Extracted data entries:
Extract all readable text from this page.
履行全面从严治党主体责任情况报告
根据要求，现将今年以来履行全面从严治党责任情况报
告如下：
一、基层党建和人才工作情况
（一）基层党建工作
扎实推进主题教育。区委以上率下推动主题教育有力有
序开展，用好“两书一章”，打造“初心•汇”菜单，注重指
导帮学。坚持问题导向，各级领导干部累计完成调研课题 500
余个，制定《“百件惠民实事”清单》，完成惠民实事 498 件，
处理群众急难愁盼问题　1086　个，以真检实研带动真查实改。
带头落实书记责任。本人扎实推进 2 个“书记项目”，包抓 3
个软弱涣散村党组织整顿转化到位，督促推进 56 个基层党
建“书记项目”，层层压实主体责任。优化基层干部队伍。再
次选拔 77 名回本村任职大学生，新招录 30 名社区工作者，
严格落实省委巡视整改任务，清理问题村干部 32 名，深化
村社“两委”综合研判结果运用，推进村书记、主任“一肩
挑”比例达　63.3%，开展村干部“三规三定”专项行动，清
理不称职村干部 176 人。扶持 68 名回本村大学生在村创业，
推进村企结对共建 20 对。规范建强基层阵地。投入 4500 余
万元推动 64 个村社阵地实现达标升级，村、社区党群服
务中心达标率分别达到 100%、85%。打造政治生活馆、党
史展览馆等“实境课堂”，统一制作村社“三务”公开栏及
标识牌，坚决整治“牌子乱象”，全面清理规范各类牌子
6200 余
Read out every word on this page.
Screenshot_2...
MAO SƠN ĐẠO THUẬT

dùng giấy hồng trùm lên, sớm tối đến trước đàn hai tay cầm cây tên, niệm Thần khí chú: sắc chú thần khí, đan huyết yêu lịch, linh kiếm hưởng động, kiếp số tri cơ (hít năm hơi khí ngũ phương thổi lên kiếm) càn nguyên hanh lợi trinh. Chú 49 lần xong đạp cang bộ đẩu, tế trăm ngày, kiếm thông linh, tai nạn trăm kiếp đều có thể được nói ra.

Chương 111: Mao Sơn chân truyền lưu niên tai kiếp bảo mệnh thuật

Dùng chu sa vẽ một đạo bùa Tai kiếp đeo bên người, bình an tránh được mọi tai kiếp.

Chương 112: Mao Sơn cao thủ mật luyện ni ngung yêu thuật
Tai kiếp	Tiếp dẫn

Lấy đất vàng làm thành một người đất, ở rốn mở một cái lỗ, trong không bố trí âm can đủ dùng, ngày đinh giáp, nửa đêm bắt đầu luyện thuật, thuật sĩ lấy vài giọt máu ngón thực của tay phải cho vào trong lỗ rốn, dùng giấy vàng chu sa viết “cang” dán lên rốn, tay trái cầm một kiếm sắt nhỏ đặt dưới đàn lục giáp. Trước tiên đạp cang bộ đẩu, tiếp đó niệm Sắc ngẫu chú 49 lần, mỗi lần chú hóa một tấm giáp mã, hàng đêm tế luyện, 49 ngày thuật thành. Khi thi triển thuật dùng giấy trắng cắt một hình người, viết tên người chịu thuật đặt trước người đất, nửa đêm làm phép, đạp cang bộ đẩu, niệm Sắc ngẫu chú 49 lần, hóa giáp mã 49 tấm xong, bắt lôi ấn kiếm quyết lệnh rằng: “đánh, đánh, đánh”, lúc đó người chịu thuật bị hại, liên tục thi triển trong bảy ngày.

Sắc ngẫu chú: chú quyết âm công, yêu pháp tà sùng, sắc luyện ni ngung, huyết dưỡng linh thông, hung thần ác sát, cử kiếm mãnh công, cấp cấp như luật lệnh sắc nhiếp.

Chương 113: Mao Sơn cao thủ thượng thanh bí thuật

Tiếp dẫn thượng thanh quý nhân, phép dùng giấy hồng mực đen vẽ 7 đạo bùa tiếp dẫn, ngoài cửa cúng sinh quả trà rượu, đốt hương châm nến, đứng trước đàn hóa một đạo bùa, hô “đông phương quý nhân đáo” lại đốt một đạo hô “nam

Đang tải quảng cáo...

§ **Work to be completed**
Set down all of the data above, word for word.

§ **Result of the task**
Extract all readable text from this page.
履行全面从严治党主体责任情况报告
根据要求，现将今年以来履行全面从严治党责任情况报
告如下：
一、基层党建和人才工作情况
（一）基层党建工作
扎实推进主题教育。区委以上率下推动主题教育有力有
序开展，用好“两书一章”，打造“初心•汇”菜单，注重指
导帮学。坚持问题导向，各级领导干部累计完成调研课题 500
余个，制定《“百件惠民实事”清单》，完成惠民实事 498 件，
处理群众急难愁盼问题　1086　个，以真检实研带动真查实改。
带头落实书记责任。本人扎实推进 2 个“书记项目”，包抓 3
个软弱涣散村党组织整顿转化到位，督促推进 56 个基层党
建“书记项目”，层层压实主体责任。优化基层干部队伍。再
次选拔 77 名回本村任职大学生，新招录 30 名社区工作者，
严格落实省委巡视整改任务，清理问题村干部 32 名，深化
村社“两委”综合研判结果运用，推进村书记、主任“一肩
挑”比例达　63.3%，开展村干部“三规三定”专项行动，清
理不称职村干部 176 人。扶持 68 名回本村大学生在村创业，
推进村企结对共建 20 对。规范建强基层阵地。投入 4500 余
万元推动 64 个村社阵地实现达标升级，村、社区党群服
务中心达标率分别达到 100%、85%。打造政治生活馆、党
史展览馆等“实境课堂”，统一制作村社“三务”公开栏及
标识牌，坚决整治“牌子乱象”，全面清理规范各类牌子
6200 余
Read out every word on this page.
Screenshot_2...
MAO SƠN ĐẠO THUẬT

dùng giấy hồng trùm lên, sớm tối đến trước đàn hai tay cầm cây tên, niệm Thần khí chú: sắc chú thần khí, đan huyết yêu lịch, linh kiếm hưởng động, kiếp số tri cơ (hít năm hơi khí ngũ phương thổi lên kiếm) càn nguyên hanh lợi trinh. Chú 49 lần xong đạp cang bộ đẩu, tế trăm ngày, kiếm thông linh, tai nạn trăm kiếp đều có thể được nói ra.

Chương 111: Mao Sơn chân truyền lưu niên tai kiếp bảo mệnh thuật

Dùng chu sa vẽ một đạo bùa Tai kiếp đeo bên người, bình an tránh được mọi tai kiếp.

Chương 112: Mao Sơn cao thủ mật luyện ni ngung yêu thuật
Tai kiếp	Tiếp dẫn

Lấy đất vàng làm thành một người đất, ở rốn mở một cái lỗ, trong không bố trí âm can đủ dùng, ngày đinh giáp, nửa đêm bắt đầu luyện thuật, thuật sĩ lấy vài giọt máu ngón thực của tay phải cho vào trong lỗ rốn, dùng giấy vàng chu sa viết “cang” dán lên rốn, tay trái cầm một kiếm sắt nhỏ đặt dưới đàn lục giáp. Trước tiên đạp cang bộ đẩu, tiếp đó niệm Sắc ngẫu chú 49 lần, mỗi lần chú hóa một tấm giáp mã, hàng đêm tế luyện, 49 ngày thuật thành. Khi thi triển thuật dùng giấy trắng cắt một hình người, viết tên người chịu thuật đặt trước người đất, nửa đêm làm phép, đạp cang bộ đẩu, niệm Sắc ngẫu chú 49 lần, hóa giáp mã 49 tấm xong, bắt lôi ấn kiếm quyết lệnh rằng: “đánh, đánh, đánh”, lúc đó người chịu thuật bị hại, liên tục thi triển trong bảy ngày.

Sắc ngẫu chú: chú quyết âm công, yêu pháp tà sùng, sắc luyện ni ngung, huyết dưỡng linh thông, hung thần ác sát, cử kiếm mãnh công, cấp cấp như luật lệnh sắc nhiếp.

Chương 113: Mao Sơn cao thủ thượng thanh bí thuật

Tiếp dẫn thượng thanh quý nhân, phép dùng giấy hồng mực đen vẽ 7 đạo bùa tiếp dẫn, ngoài cửa cúng sinh quả trà rượu, đốt hương châm nến, đứng trước đàn hóa một đạo bùa, hô “đông phương quý nhân đáo” lại đốt một đạo hô “nam

Đang tải quảng cáo...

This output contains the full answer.